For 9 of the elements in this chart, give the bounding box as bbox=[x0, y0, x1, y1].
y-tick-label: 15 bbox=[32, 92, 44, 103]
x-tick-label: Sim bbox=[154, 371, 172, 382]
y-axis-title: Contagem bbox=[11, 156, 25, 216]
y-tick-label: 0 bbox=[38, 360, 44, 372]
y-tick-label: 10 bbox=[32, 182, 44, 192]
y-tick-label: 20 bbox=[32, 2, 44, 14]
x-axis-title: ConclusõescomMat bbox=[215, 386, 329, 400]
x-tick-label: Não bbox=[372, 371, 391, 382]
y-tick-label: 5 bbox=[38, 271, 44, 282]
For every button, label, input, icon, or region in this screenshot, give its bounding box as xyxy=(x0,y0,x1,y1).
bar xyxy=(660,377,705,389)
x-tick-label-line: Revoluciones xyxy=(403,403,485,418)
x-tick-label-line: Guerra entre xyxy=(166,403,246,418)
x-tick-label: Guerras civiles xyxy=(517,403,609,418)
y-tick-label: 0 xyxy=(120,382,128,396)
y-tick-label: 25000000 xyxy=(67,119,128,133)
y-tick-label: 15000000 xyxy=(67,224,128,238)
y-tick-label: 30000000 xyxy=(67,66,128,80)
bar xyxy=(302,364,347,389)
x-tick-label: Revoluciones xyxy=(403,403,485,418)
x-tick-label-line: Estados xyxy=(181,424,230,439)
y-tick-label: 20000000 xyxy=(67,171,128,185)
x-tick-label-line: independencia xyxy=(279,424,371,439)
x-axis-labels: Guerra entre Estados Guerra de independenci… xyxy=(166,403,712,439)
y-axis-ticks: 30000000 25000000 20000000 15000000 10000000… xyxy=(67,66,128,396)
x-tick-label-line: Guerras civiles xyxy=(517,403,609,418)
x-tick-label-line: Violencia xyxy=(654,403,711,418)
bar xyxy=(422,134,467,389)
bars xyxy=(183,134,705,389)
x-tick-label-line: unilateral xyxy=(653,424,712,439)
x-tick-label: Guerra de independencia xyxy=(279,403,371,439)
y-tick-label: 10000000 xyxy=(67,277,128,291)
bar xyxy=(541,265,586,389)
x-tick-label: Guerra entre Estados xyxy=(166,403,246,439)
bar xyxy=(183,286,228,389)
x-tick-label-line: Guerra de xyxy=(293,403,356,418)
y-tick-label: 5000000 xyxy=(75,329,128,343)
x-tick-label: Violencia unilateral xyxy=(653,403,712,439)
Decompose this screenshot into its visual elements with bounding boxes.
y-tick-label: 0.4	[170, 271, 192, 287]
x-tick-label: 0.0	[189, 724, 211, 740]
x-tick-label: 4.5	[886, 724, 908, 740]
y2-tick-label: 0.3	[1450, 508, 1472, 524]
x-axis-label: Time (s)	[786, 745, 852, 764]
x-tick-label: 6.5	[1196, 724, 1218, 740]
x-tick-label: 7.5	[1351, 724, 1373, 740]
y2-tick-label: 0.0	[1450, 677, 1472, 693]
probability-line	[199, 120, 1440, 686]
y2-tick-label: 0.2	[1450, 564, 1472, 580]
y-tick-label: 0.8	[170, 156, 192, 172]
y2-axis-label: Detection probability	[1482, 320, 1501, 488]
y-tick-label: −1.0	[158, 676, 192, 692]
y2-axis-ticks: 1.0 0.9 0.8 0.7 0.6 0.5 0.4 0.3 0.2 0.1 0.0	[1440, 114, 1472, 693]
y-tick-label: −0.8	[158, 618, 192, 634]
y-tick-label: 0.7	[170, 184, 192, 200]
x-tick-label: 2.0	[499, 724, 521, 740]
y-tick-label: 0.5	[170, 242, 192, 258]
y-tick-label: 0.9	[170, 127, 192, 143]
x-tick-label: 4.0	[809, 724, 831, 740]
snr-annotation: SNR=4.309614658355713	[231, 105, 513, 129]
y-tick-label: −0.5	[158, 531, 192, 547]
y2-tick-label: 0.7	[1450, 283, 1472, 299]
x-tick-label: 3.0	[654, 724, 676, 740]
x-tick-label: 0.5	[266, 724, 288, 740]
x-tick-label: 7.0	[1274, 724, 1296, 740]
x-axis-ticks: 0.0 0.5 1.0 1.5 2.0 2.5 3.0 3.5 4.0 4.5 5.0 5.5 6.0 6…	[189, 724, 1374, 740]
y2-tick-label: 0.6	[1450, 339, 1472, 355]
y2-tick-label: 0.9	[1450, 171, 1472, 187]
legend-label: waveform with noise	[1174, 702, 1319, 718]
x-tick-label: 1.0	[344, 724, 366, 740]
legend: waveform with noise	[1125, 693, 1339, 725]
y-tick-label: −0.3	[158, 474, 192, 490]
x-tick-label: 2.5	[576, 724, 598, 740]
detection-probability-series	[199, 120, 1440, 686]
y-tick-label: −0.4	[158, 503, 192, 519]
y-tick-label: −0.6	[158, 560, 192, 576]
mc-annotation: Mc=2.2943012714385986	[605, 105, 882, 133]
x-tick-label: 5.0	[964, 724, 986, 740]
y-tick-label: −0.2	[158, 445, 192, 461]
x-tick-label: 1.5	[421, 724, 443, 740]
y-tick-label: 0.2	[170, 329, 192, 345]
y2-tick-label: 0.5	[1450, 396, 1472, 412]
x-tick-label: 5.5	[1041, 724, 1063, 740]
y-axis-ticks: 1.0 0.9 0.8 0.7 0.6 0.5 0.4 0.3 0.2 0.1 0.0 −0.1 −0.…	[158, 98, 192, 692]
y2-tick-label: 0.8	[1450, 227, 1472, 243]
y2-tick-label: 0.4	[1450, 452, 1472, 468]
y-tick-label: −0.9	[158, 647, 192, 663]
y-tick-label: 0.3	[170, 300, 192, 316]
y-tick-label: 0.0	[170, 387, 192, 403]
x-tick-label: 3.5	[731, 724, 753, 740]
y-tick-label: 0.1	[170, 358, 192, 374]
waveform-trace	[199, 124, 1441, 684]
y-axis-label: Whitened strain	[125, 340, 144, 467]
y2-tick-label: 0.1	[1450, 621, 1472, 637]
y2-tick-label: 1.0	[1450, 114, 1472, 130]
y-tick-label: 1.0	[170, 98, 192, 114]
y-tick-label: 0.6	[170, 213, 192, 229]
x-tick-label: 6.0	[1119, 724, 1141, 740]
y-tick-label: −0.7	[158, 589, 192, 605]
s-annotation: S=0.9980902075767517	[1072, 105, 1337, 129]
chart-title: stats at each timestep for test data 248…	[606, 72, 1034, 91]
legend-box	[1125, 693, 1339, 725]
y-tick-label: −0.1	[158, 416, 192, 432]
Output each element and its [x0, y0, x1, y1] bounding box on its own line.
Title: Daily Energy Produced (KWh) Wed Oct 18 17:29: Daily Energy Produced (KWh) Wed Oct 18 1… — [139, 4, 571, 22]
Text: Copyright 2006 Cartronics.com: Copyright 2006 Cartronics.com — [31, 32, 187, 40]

*-*-*

# TO BE DONE
Lay out the lines as a Markdown table with the columns Row and Line, beginning at the first line and stopping after the line that has "y-tick-label: 20 bbox=[32, 2, 44, 14]". Leave out any blank lines.

# EXERCISE RESPONSE
| Row | Line |
|---|---|
| 1 | For 9 of the elements in this chart, give the bounding box as bbox=[x0, y0, x1, y1]. |
| 2 | y-tick-label: 15 bbox=[32, 92, 44, 103] |
| 3 | x-tick-label: Sim bbox=[154, 371, 172, 382] |
| 4 | y-axis-title: Contagem bbox=[11, 156, 25, 216] |
| 5 | y-tick-label: 0 bbox=[38, 360, 44, 372] |
| 6 | y-tick-label: 10 bbox=[32, 182, 44, 192] |
| 7 | y-tick-label: 20 bbox=[32, 2, 44, 14] |